Copy out each line that has "abdomen" in it.

**DATASET ENTRIES**
+ + +

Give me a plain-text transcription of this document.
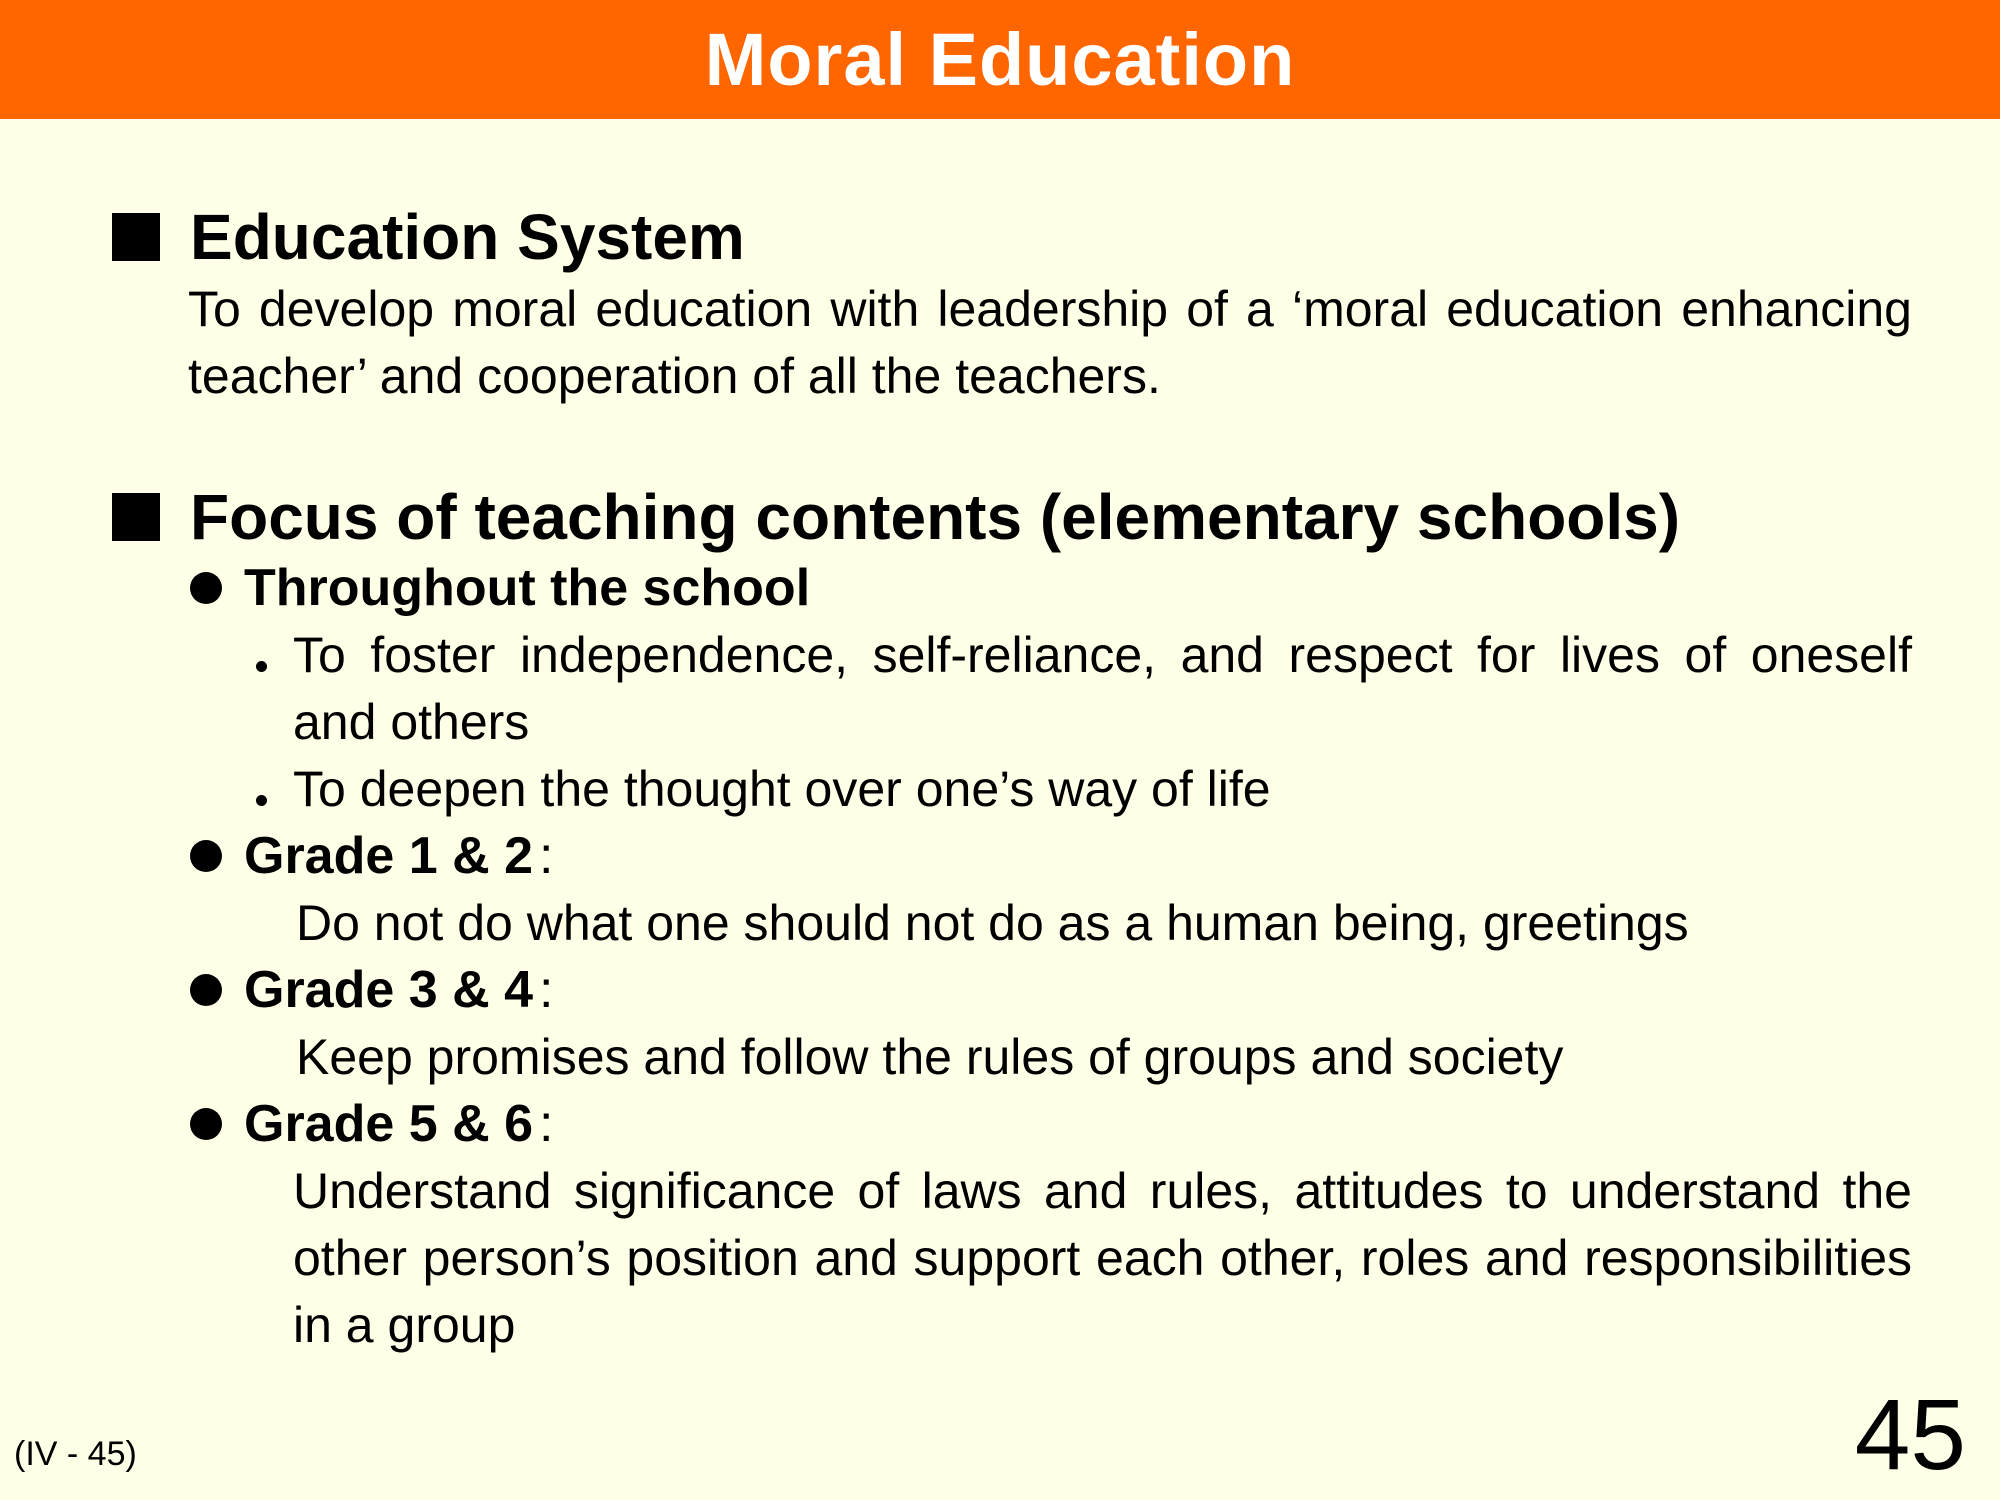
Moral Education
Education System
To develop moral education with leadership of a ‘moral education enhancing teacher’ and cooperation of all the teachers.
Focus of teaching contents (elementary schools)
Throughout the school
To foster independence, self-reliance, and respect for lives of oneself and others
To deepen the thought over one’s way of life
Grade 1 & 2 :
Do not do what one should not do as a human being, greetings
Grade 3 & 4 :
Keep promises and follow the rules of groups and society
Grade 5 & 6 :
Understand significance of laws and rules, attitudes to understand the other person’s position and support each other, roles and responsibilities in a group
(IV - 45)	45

+ + +

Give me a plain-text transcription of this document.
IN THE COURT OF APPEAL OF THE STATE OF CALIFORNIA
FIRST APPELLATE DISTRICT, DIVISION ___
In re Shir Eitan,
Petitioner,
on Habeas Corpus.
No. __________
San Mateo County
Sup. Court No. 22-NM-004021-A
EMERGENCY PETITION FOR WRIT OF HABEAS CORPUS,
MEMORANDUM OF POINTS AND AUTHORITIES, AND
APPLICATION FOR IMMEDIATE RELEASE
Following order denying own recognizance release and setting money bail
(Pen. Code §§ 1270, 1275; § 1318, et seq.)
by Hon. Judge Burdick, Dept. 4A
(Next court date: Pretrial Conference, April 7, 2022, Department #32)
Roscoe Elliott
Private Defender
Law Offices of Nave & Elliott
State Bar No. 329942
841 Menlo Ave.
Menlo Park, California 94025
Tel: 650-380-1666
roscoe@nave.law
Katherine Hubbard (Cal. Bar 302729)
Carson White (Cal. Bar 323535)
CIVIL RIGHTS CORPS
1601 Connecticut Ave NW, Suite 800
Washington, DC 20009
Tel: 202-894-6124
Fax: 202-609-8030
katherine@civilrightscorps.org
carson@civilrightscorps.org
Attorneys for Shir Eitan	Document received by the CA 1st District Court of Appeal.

+ + +

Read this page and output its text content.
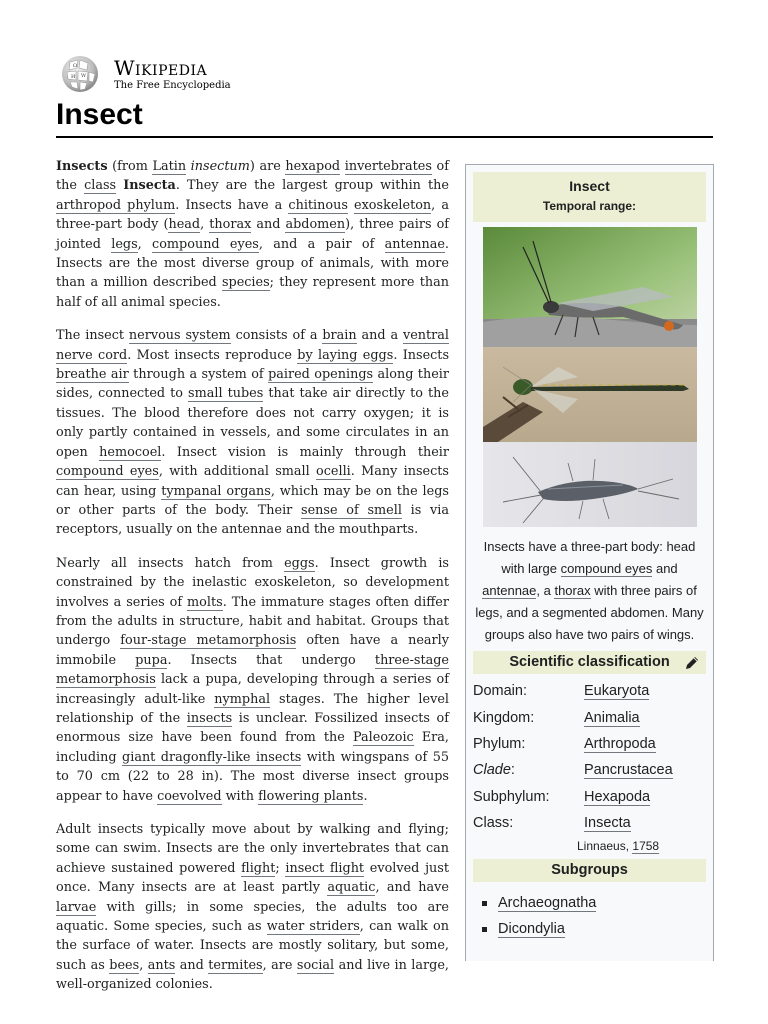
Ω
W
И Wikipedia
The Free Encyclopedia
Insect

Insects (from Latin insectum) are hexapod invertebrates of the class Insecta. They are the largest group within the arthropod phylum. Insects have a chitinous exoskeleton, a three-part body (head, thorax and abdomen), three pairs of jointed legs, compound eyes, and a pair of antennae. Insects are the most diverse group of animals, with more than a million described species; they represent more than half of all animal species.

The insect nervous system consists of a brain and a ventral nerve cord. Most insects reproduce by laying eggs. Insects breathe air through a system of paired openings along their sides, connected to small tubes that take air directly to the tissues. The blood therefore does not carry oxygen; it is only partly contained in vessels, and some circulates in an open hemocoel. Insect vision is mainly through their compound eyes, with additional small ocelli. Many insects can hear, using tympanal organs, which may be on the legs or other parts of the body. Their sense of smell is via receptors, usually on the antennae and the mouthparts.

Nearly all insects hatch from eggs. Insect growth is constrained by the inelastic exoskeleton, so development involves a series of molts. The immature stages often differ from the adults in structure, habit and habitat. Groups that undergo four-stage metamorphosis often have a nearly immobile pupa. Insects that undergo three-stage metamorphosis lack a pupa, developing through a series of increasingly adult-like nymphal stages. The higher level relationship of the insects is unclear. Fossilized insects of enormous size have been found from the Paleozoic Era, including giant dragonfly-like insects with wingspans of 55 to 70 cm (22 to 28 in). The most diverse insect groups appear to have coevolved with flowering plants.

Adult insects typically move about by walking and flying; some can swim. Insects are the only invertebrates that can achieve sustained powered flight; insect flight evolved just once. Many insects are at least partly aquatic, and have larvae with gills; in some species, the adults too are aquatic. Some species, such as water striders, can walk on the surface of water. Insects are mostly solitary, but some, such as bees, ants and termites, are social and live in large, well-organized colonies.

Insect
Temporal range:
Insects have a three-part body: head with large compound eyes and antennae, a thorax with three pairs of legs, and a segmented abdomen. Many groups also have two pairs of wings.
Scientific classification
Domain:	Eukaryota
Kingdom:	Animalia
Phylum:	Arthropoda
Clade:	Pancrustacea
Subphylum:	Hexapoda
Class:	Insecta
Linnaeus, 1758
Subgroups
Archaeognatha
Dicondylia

+ + +

**EXERCISE OUTPUT**
Insects (from Latin insectum) are hexapod invertebrates of the class Insecta. They are the largest group within the arthropod phylum. Insects have a chitinous exoskeleton, a three-part body (head, thorax and abdomen), three pairs of jointed legs, compound eyes, and a pair of antennae. Insects are the most diverse group of animals, with more than a million described species; they represent more than half of all animal species.
Insects have a three-part body: head with large compound eyes and antennae, a thorax with three pairs of legs, and a segmented abdomen. Many groups also have two pairs of wings.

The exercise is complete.